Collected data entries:

-*-

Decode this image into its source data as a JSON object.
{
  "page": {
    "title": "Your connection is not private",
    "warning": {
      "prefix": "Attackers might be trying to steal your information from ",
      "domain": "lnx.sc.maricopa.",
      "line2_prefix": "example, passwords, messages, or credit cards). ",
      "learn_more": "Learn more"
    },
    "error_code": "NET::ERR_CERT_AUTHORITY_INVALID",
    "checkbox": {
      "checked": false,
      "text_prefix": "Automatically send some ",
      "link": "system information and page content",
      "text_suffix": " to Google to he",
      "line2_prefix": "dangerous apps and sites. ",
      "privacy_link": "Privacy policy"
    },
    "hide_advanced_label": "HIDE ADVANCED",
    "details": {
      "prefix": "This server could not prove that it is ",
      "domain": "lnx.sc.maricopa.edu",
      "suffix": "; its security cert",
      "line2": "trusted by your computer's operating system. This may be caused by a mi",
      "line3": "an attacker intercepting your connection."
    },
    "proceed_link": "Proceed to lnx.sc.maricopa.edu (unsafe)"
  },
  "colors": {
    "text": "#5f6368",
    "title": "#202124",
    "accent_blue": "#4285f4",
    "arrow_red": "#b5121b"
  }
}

-*-

> Task details
State the count of lines holding the string "domain" in the listing above, and nothing else.

> Correct answer
2